• TO BE DONE
Make an exact copy of the entries below.
::: TASK MATERIAL :::
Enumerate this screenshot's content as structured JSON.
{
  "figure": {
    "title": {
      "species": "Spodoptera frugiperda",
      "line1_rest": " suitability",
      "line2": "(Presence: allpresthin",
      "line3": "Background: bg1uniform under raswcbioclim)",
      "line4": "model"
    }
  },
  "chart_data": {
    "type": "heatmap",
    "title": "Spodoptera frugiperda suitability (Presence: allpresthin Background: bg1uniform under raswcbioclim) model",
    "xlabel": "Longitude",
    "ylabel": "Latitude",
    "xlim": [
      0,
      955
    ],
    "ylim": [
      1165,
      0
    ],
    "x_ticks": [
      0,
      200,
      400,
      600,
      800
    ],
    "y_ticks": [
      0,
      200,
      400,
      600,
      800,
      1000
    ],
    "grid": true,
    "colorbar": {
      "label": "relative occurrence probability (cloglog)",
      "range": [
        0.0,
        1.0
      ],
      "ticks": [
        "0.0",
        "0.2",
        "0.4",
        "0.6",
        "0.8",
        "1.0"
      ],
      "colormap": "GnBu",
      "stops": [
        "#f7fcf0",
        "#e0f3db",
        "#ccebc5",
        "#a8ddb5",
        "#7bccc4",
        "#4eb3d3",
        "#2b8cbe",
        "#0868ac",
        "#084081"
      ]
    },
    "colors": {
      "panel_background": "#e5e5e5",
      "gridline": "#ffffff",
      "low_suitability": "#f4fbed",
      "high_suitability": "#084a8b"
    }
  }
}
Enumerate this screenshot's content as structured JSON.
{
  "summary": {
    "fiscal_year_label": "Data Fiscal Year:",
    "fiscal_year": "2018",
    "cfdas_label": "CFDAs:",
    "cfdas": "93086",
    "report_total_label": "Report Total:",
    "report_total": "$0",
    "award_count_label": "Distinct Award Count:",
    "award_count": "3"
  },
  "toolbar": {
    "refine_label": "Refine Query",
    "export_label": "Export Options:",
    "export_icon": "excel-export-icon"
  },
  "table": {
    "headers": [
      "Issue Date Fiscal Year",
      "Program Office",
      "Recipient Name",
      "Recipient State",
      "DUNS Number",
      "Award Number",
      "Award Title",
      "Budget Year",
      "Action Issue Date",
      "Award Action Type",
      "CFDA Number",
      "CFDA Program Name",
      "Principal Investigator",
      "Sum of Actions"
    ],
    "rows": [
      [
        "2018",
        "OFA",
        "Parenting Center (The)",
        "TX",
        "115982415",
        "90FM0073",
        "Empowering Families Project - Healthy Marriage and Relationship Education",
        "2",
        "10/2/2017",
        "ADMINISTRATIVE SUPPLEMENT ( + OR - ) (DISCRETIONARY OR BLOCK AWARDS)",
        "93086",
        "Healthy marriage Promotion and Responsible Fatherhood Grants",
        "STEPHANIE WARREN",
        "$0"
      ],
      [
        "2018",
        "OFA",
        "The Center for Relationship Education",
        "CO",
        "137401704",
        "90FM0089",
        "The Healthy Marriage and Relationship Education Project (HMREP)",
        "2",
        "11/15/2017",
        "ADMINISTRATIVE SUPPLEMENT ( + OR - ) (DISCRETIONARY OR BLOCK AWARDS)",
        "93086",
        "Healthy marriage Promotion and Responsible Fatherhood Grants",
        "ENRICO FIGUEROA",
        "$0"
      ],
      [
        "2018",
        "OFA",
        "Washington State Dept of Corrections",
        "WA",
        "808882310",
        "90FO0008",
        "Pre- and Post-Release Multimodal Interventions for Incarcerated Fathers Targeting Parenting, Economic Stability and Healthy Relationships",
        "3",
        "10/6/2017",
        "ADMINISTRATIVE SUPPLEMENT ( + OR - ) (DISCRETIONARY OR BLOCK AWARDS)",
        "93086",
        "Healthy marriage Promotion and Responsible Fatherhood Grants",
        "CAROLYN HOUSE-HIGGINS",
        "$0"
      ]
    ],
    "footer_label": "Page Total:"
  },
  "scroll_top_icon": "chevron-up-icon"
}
:::
• WRITTEN RESPONSE
Enumerate this screenshot's content as structured JSON.
{
  "figure": {
    "title": {
      "species": "Spodoptera frugiperda",
      "line1_rest": " suitability",
      "line2": "(Presence: allpresthin",
      "line3": "Background: bg1uniform under raswcbioclim)",
      "line4": "model"
    }
  },
  "chart_data": {
    "type": "heatmap",
    "title": "Spodoptera frugiperda suitability (Presence: allpresthin Background: bg1uniform under raswcbioclim) model",
    "xlabel": "Longitude",
    "ylabel": "Latitude",
    "xlim": [
      0,
      955
    ],
    "ylim": [
      1165,
      0
    ],
    "x_ticks": [
      0,
      200,
      400,
      600,
      800
    ],
    "y_ticks": [
      0,
      200,
      400,
      600,
      800,
      1000
    ],
    "grid": true,
    "colorbar": {
      "label": "relative occurrence probability (cloglog)",
      "range": [
        0.0,
        1.0
      ],
      "ticks": [
        "0.0",
        "0.2",
        "0.4",
        "0.6",
        "0.8",
        "1.0"
      ],
      "colormap": "GnBu",
      "stops": [
        "#f7fcf0",
        "#e0f3db",
        "#ccebc5",
        "#a8ddb5",
        "#7bccc4",
        "#4eb3d3",
        "#2b8cbe",
        "#0868ac",
        "#084081"
      ]
    },
    "colors": {
      "panel_background": "#e5e5e5",
      "gridline": "#ffffff",
      "low_suitability": "#f4fbed",
      "high_suitability": "#084a8b"
    }
  }
}
Enumerate this screenshot's content as structured JSON.
{
  "summary": {
    "fiscal_year_label": "Data Fiscal Year:",
    "fiscal_year": "2018",
    "cfdas_label": "CFDAs:",
    "cfdas": "93086",
    "report_total_label": "Report Total:",
    "report_total": "$0",
    "award_count_label": "Distinct Award Count:",
    "award_count": "3"
  },
  "toolbar": {
    "refine_label": "Refine Query",
    "export_label": "Export Options:",
    "export_icon": "excel-export-icon"
  },
  "table": {
    "headers": [
      "Issue Date Fiscal Year",
      "Program Office",
      "Recipient Name",
      "Recipient State",
      "DUNS Number",
      "Award Number",
      "Award Title",
      "Budget Year",
      "Action Issue Date",
      "Award Action Type",
      "CFDA Number",
      "CFDA Program Name",
      "Principal Investigator",
      "Sum of Actions"
    ],
    "rows": [
      [
        "2018",
        "OFA",
        "Parenting Center (The)",
        "TX",
        "115982415",
        "90FM0073",
        "Empowering Families Project - Healthy Marriage and Relationship Education",
        "2",
        "10/2/2017",
        "ADMINISTRATIVE SUPPLEMENT ( + OR - ) (DISCRETIONARY OR BLOCK AWARDS)",
        "93086",
        "Healthy marriage Promotion and Responsible Fatherhood Grants",
        "STEPHANIE WARREN",
        "$0"
      ],
      [
        "2018",
        "OFA",
        "The Center for Relationship Education",
        "CO",
        "137401704",
        "90FM0089",
        "The Healthy Marriage and Relationship Education Project (HMREP)",
        "2",
        "11/15/2017",
        "ADMINISTRATIVE SUPPLEMENT ( + OR - ) (DISCRETIONARY OR BLOCK AWARDS)",
        "93086",
        "Healthy marriage Promotion and Responsible Fatherhood Grants",
        "ENRICO FIGUEROA",
        "$0"
      ],
      [
        "2018",
        "OFA",
        "Washington State Dept of Corrections",
        "WA",
        "808882310",
        "90FO0008",
        "Pre- and Post-Release Multimodal Interventions for Incarcerated Fathers Targeting Parenting, Economic Stability and Healthy Relationships",
        "3",
        "10/6/2017",
        "ADMINISTRATIVE SUPPLEMENT ( + OR - ) (DISCRETIONARY OR BLOCK AWARDS)",
        "93086",
        "Healthy marriage Promotion and Responsible Fatherhood Grants",
        "CAROLYN HOUSE-HIGGINS",
        "$0"
      ]
    ],
    "footer_label": "Page Total:"
  },
  "scroll_top_icon": "chevron-up-icon"
}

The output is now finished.